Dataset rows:
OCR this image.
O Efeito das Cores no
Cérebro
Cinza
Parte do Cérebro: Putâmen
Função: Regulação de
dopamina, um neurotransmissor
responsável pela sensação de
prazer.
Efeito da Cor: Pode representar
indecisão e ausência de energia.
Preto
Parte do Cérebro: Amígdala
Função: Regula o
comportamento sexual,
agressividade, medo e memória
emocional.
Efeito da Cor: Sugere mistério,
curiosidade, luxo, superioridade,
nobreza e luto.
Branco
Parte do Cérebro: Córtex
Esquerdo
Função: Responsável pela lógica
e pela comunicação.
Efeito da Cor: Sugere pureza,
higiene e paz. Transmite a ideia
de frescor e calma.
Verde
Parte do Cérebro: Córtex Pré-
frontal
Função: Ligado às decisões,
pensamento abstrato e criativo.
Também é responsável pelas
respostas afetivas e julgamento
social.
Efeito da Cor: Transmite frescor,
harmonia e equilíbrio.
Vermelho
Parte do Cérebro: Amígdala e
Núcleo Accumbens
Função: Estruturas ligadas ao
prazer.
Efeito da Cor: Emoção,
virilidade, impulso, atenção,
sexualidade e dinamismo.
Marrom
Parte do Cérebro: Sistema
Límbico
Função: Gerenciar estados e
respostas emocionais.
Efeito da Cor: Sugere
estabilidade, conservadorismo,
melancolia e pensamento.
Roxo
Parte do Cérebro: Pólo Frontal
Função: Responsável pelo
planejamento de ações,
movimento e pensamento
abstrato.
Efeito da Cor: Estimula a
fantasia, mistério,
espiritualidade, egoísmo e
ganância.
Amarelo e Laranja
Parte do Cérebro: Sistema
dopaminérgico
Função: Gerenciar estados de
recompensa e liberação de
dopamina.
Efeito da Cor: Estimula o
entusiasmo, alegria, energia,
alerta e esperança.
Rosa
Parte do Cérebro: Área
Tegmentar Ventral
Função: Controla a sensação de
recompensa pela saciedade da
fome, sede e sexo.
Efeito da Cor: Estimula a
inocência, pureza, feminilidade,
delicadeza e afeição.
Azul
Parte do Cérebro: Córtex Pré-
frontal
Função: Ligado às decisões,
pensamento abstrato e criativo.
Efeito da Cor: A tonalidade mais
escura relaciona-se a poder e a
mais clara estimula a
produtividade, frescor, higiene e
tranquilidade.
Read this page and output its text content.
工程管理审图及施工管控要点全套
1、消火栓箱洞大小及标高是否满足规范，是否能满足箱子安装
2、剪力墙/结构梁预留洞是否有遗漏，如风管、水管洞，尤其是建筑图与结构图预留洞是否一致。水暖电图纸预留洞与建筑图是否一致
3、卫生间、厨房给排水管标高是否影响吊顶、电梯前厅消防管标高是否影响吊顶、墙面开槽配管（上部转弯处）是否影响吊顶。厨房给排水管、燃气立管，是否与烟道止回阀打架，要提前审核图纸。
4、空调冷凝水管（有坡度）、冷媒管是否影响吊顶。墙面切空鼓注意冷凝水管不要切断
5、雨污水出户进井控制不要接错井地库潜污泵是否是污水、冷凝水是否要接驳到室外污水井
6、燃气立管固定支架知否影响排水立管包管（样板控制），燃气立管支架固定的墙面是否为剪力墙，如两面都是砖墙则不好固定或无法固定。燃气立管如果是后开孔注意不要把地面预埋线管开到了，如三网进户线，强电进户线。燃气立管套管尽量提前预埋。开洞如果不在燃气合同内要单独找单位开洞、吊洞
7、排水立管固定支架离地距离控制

_To do_.
Beginning with the line that contains "Read this page and output its text content.", repeat every line through the end of the records and nothing more.

_Answer to this task_.
Read this page and output its text content.
工程管理审图及施工管控要点全套
1、消火栓箱洞大小及标高是否满足规范，是否能满足箱子安装
2、剪力墙/结构梁预留洞是否有遗漏，如风管、水管洞，尤其是建筑图与结构图预留洞是否一致。水暖电图纸预留洞与建筑图是否一致
3、卫生间、厨房给排水管标高是否影响吊顶、电梯前厅消防管标高是否影响吊顶、墙面开槽配管（上部转弯处）是否影响吊顶。厨房给排水管、燃气立管，是否与烟道止回阀打架，要提前审核图纸。
4、空调冷凝水管（有坡度）、冷媒管是否影响吊顶。墙面切空鼓注意冷凝水管不要切断
5、雨污水出户进井控制不要接错井地库潜污泵是否是污水、冷凝水是否要接驳到室外污水井
6、燃气立管固定支架知否影响排水立管包管（样板控制），燃气立管支架固定的墙面是否为剪力墙，如两面都是砖墙则不好固定或无法固定。燃气立管如果是后开孔注意不要把地面预埋线管开到了，如三网进户线，强电进户线。燃气立管套管尽量提前预埋。开洞如果不在燃气合同内要单独找单位开洞、吊洞
7、排水立管固定支架离地距离控制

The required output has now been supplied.